## [PROBLEM]
Print the entries below in their entirety, exactly as they are written.

### MATERIAL PROVIDED ###

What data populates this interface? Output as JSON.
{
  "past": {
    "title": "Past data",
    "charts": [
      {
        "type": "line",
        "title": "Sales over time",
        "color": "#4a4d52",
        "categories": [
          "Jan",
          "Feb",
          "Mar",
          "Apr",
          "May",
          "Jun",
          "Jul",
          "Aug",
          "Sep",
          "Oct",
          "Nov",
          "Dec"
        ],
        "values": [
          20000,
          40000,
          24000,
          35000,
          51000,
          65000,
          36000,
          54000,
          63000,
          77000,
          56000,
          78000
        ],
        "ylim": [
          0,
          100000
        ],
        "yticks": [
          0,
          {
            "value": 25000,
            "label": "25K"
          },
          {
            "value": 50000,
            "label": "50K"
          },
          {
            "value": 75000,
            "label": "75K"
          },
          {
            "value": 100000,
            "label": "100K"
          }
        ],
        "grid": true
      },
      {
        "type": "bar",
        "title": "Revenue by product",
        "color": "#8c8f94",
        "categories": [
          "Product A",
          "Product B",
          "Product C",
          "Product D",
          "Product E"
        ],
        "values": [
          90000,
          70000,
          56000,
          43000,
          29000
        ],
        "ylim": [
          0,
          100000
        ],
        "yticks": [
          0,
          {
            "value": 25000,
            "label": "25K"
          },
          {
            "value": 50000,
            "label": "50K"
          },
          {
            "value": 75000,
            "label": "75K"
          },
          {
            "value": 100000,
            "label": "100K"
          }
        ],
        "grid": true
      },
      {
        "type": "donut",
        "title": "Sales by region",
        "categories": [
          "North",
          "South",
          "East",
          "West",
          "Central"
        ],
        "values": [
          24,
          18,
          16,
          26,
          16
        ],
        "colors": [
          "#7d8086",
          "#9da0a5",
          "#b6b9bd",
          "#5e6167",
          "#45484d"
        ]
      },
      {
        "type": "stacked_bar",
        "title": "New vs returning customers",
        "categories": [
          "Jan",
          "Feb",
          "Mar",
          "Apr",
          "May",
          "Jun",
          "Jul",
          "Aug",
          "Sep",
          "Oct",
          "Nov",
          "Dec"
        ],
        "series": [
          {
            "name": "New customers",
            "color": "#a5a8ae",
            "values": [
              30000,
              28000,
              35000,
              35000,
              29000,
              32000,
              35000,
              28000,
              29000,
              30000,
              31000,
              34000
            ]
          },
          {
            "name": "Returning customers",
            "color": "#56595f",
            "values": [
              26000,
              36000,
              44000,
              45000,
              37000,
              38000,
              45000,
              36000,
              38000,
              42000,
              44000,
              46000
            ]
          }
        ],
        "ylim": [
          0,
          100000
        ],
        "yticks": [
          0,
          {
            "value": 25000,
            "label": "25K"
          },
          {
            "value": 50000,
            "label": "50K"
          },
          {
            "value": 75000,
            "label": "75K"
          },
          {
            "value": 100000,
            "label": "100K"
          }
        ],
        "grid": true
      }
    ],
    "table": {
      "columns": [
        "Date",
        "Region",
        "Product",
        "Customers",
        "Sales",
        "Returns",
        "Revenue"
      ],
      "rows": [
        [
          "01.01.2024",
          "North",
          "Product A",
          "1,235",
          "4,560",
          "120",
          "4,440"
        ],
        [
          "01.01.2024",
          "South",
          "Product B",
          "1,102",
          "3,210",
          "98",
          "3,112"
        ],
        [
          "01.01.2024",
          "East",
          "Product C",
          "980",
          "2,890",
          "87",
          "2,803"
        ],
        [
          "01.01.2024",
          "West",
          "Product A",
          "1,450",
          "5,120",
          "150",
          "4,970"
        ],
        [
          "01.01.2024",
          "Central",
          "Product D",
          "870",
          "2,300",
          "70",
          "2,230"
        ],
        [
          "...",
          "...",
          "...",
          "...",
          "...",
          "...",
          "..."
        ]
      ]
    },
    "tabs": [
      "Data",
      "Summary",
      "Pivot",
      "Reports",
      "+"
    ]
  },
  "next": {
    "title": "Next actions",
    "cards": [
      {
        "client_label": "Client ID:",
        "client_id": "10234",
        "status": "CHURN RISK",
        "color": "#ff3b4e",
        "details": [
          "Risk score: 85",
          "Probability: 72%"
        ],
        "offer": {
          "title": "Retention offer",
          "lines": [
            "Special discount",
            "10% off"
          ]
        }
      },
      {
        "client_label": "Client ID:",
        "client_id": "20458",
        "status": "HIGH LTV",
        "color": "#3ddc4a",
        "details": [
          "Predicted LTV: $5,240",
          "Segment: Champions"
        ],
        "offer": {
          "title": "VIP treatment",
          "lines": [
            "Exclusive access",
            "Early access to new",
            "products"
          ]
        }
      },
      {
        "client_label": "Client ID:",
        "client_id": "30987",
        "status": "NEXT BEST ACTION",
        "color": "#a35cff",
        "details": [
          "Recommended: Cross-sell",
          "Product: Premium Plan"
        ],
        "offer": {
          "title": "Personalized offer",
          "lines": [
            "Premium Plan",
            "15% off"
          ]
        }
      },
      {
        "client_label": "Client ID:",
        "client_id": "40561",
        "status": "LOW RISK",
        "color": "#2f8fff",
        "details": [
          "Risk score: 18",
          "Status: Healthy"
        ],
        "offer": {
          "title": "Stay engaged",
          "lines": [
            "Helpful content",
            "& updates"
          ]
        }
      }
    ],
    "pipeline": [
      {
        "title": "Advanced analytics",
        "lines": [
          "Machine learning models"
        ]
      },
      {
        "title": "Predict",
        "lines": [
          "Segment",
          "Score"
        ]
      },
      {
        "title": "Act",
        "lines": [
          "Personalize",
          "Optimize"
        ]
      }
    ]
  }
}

###

## [COMPLETE ANSWER]
What data populates this interface? Output as JSON.
{
  "past": {
    "title": "Past data",
    "charts": [
      {
        "type": "line",
        "title": "Sales over time",
        "color": "#4a4d52",
        "categories": [
          "Jan",
          "Feb",
          "Mar",
          "Apr",
          "May",
          "Jun",
          "Jul",
          "Aug",
          "Sep",
          "Oct",
          "Nov",
          "Dec"
        ],
        "values": [
          20000,
          40000,
          24000,
          35000,
          51000,
          65000,
          36000,
          54000,
          63000,
          77000,
          56000,
          78000
        ],
        "ylim": [
          0,
          100000
        ],
        "yticks": [
          0,
          {
            "value": 25000,
            "label": "25K"
          },
          {
            "value": 50000,
            "label": "50K"
          },
          {
            "value": 75000,
            "label": "75K"
          },
          {
            "value": 100000,
            "label": "100K"
          }
        ],
        "grid": true
      },
      {
        "type": "bar",
        "title": "Revenue by product",
        "color": "#8c8f94",
        "categories": [
          "Product A",
          "Product B",
          "Product C",
          "Product D",
          "Product E"
        ],
        "values": [
          90000,
          70000,
          56000,
          43000,
          29000
        ],
        "ylim": [
          0,
          100000
        ],
        "yticks": [
          0,
          {
            "value": 25000,
            "label": "25K"
          },
          {
            "value": 50000,
            "label": "50K"
          },
          {
            "value": 75000,
            "label": "75K"
          },
          {
            "value": 100000,
            "label": "100K"
          }
        ],
        "grid": true
      },
      {
        "type": "donut",
        "title": "Sales by region",
        "categories": [
          "North",
          "South",
          "East",
          "West",
          "Central"
        ],
        "values": [
          24,
          18,
          16,
          26,
          16
        ],
        "colors": [
          "#7d8086",
          "#9da0a5",
          "#b6b9bd",
          "#5e6167",
          "#45484d"
        ]
      },
      {
        "type": "stacked_bar",
        "title": "New vs returning customers",
        "categories": [
          "Jan",
          "Feb",
          "Mar",
          "Apr",
          "May",
          "Jun",
          "Jul",
          "Aug",
          "Sep",
          "Oct",
          "Nov",
          "Dec"
        ],
        "series": [
          {
            "name": "New customers",
            "color": "#a5a8ae",
            "values": [
              30000,
              28000,
              35000,
              35000,
              29000,
              32000,
              35000,
              28000,
              29000,
              30000,
              31000,
              34000
            ]
          },
          {
            "name": "Returning customers",
            "color": "#56595f",
            "values": [
              26000,
              36000,
              44000,
              45000,
              37000,
              38000,
              45000,
              36000,
              38000,
              42000,
              44000,
              46000
            ]
          }
        ],
        "ylim": [
          0,
          100000
        ],
        "yticks": [
          0,
          {
            "value": 25000,
            "label": "25K"
          },
          {
            "value": 50000,
            "label": "50K"
          },
          {
            "value": 75000,
            "label": "75K"
          },
          {
            "value": 100000,
            "label": "100K"
          }
        ],
        "grid": true
      }
    ],
    "table": {
      "columns": [
        "Date",
        "Region",
        "Product",
        "Customers",
        "Sales",
        "Returns",
        "Revenue"
      ],
      "rows": [
        [
          "01.01.2024",
          "North",
          "Product A",
          "1,235",
          "4,560",
          "120",
          "4,440"
        ],
        [
          "01.01.2024",
          "South",
          "Product B",
          "1,102",
          "3,210",
          "98",
          "3,112"
        ],
        [
          "01.01.2024",
          "East",
          "Product C",
          "980",
          "2,890",
          "87",
          "2,803"
        ],
        [
          "01.01.2024",
          "West",
          "Product A",
          "1,450",
          "5,120",
          "150",
          "4,970"
        ],
        [
          "01.01.2024",
          "Central",
          "Product D",
          "870",
          "2,300",
          "70",
          "2,230"
        ],
        [
          "...",
          "...",
          "...",
          "...",
          "...",
          "...",
          "..."
        ]
      ]
    },
    "tabs": [
      "Data",
      "Summary",
      "Pivot",
      "Reports",
      "+"
    ]
  },
  "next": {
    "title": "Next actions",
    "cards": [
      {
        "client_label": "Client ID:",
        "client_id": "10234",
        "status": "CHURN RISK",
        "color": "#ff3b4e",
        "details": [
          "Risk score: 85",
          "Probability: 72%"
        ],
        "offer": {
          "title": "Retention offer",
          "lines": [
            "Special discount",
            "10% off"
          ]
        }
      },
      {
        "client_label": "Client ID:",
        "client_id": "20458",
        "status": "HIGH LTV",
        "color": "#3ddc4a",
        "details": [
          "Predicted LTV: $5,240",
          "Segment: Champions"
        ],
        "offer": {
          "title": "VIP treatment",
          "lines": [
            "Exclusive access",
            "Early access to new",
            "products"
          ]
        }
      },
      {
        "client_label": "Client ID:",
        "client_id": "30987",
        "status": "NEXT BEST ACTION",
        "color": "#a35cff",
        "details": [
          "Recommended: Cross-sell",
          "Product: Premium Plan"
        ],
        "offer": {
          "title": "Personalized offer",
          "lines": [
            "Premium Plan",
            "15% off"
          ]
        }
      },
      {
        "client_label": "Client ID:",
        "client_id": "40561",
        "status": "LOW RISK",
        "color": "#2f8fff",
        "details": [
          "Risk score: 18",
          "Status: Healthy"
        ],
        "offer": {
          "title": "Stay engaged",
          "lines": [
            "Helpful content",
            "& updates"
          ]
        }
      }
    ],
    "pipeline": [
      {
        "title": "Advanced analytics",
        "lines": [
          "Machine learning models"
        ]
      },
      {
        "title": "Predict",
        "lines": [
          "Segment",
          "Score"
        ]
      },
      {
        "title": "Act",
        "lines": [
          "Personalize",
          "Optimize"
        ]
      }
    ]
  }
}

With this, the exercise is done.